-- Start Input material --
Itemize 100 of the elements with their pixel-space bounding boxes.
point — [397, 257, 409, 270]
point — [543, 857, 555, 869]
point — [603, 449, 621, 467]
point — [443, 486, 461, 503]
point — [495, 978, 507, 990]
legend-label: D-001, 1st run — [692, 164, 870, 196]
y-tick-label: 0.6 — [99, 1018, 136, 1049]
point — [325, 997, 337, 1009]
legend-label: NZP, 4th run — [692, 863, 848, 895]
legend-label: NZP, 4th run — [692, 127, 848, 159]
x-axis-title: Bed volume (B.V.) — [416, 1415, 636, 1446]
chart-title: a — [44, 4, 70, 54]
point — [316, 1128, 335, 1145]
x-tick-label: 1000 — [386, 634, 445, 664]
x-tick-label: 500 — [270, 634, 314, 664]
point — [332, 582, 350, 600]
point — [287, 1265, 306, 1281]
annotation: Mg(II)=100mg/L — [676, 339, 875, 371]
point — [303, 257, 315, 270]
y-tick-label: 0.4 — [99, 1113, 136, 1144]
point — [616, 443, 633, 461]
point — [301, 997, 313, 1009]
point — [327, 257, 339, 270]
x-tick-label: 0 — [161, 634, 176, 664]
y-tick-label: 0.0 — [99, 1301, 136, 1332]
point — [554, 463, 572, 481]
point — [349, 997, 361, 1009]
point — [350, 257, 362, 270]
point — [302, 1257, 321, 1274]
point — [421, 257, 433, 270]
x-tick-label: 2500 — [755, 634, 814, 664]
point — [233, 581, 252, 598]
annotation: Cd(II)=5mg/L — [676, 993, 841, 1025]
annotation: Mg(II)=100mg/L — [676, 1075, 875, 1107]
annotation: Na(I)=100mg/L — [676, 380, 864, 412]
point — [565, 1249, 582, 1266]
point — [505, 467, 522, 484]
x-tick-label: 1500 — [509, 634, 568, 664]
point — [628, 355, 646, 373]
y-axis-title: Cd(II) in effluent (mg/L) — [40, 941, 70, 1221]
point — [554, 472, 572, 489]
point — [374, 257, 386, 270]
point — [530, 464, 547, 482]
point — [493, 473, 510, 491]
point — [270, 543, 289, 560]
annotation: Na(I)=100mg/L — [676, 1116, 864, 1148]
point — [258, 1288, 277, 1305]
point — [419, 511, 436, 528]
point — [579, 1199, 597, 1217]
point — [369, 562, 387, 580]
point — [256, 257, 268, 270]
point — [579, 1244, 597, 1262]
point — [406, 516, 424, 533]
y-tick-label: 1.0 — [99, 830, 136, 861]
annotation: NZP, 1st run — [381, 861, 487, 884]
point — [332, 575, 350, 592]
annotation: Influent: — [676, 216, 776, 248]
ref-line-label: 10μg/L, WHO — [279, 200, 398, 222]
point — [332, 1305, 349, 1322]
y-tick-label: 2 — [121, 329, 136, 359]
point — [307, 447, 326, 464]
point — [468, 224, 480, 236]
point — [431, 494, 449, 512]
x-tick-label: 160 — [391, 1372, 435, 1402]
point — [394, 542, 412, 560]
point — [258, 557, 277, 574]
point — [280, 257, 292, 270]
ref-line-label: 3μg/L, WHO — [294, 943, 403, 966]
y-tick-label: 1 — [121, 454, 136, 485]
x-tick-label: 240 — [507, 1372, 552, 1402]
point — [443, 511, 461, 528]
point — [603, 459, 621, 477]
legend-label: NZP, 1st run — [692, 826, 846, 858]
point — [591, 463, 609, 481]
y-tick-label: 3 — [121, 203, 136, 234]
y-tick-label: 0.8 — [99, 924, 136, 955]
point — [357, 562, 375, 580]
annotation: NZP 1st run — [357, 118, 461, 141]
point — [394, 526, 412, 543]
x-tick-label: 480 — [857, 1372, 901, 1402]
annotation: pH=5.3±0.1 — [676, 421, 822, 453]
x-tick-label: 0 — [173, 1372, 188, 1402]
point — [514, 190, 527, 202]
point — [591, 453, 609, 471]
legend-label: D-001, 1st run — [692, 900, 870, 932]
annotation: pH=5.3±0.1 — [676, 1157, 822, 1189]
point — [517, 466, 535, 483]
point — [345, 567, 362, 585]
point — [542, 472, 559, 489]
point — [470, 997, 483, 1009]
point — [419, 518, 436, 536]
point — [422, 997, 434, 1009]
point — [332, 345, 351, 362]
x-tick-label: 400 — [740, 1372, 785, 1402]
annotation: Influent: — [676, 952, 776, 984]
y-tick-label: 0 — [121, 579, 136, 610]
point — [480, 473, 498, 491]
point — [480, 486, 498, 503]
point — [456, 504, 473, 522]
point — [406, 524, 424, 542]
-- End Input material --
• What the exercise asks
Reproduce every line of the records above verbatim, without any changes.

• Solution to the exercise
Itemize 100 of the elements with their pixel-space bounding boxes.
point — [397, 257, 409, 270]
point — [543, 857, 555, 869]
point — [603, 449, 621, 467]
point — [443, 486, 461, 503]
point — [495, 978, 507, 990]
legend-label: D-001, 1st run — [692, 164, 870, 196]
y-tick-label: 0.6 — [99, 1018, 136, 1049]
point — [325, 997, 337, 1009]
legend-label: NZP, 4th run — [692, 863, 848, 895]
legend-label: NZP, 4th run — [692, 127, 848, 159]
x-axis-title: Bed volume (B.V.) — [416, 1415, 636, 1446]
chart-title: a — [44, 4, 70, 54]
point — [316, 1128, 335, 1145]
x-tick-label: 1000 — [386, 634, 445, 664]
x-tick-label: 500 — [270, 634, 314, 664]
point — [332, 582, 350, 600]
point — [287, 1265, 306, 1281]
annotation: Mg(II)=100mg/L — [676, 339, 875, 371]
point — [303, 257, 315, 270]
y-tick-label: 0.4 — [99, 1113, 136, 1144]
point — [616, 443, 633, 461]
point — [301, 997, 313, 1009]
point — [327, 257, 339, 270]
x-tick-label: 0 — [161, 634, 176, 664]
y-tick-label: 0.0 — [99, 1301, 136, 1332]
point — [554, 463, 572, 481]
point — [349, 997, 361, 1009]
point — [350, 257, 362, 270]
point — [302, 1257, 321, 1274]
point — [421, 257, 433, 270]
x-tick-label: 2500 — [755, 634, 814, 664]
point — [233, 581, 252, 598]
annotation: Cd(II)=5mg/L — [676, 993, 841, 1025]
annotation: Mg(II)=100mg/L — [676, 1075, 875, 1107]
annotation: Na(I)=100mg/L — [676, 380, 864, 412]
point — [565, 1249, 582, 1266]
point — [505, 467, 522, 484]
x-tick-label: 1500 — [509, 634, 568, 664]
point — [628, 355, 646, 373]
y-axis-title: Cd(II) in effluent (mg/L) — [40, 941, 70, 1221]
point — [554, 472, 572, 489]
point — [374, 257, 386, 270]
point — [530, 464, 547, 482]
point — [493, 473, 510, 491]
point — [270, 543, 289, 560]
annotation: Na(I)=100mg/L — [676, 1116, 864, 1148]
point — [258, 1288, 277, 1305]
point — [419, 511, 436, 528]
point — [579, 1199, 597, 1217]
point — [369, 562, 387, 580]
point — [256, 257, 268, 270]
point — [579, 1244, 597, 1262]
point — [406, 516, 424, 533]
y-tick-label: 1.0 — [99, 830, 136, 861]
annotation: NZP, 1st run — [381, 861, 487, 884]
point — [332, 575, 350, 592]
annotation: Influent: — [676, 216, 776, 248]
ref-line-label: 10μg/L, WHO — [279, 200, 398, 222]
point — [332, 1305, 349, 1322]
y-tick-label: 2 — [121, 329, 136, 359]
point — [307, 447, 326, 464]
point — [468, 224, 480, 236]
point — [431, 494, 449, 512]
x-tick-label: 160 — [391, 1372, 435, 1402]
point — [394, 542, 412, 560]
point — [258, 557, 277, 574]
point — [280, 257, 292, 270]
ref-line-label: 3μg/L, WHO — [294, 943, 403, 966]
y-tick-label: 1 — [121, 454, 136, 485]
x-tick-label: 240 — [507, 1372, 552, 1402]
point — [443, 511, 461, 528]
point — [603, 459, 621, 477]
legend-label: NZP, 1st run — [692, 826, 846, 858]
point — [591, 463, 609, 481]
y-tick-label: 3 — [121, 203, 136, 234]
y-tick-label: 0.8 — [99, 924, 136, 955]
point — [357, 562, 375, 580]
annotation: NZP 1st run — [357, 118, 461, 141]
point — [394, 526, 412, 543]
x-tick-label: 480 — [857, 1372, 901, 1402]
annotation: pH=5.3±0.1 — [676, 421, 822, 453]
x-tick-label: 0 — [173, 1372, 188, 1402]
point — [514, 190, 527, 202]
point — [591, 453, 609, 471]
legend-label: D-001, 1st run — [692, 900, 870, 932]
annotation: pH=5.3±0.1 — [676, 1157, 822, 1189]
point — [517, 466, 535, 483]
point — [345, 567, 362, 585]
point — [542, 472, 559, 489]
point — [470, 997, 483, 1009]
point — [419, 518, 436, 536]
point — [422, 997, 434, 1009]
point — [332, 345, 351, 362]
x-tick-label: 400 — [740, 1372, 785, 1402]
annotation: Influent: — [676, 952, 776, 984]
y-tick-label: 0 — [121, 579, 136, 610]
point — [480, 473, 498, 491]
point — [480, 486, 498, 503]
point — [456, 504, 473, 522]
point — [406, 524, 424, 542]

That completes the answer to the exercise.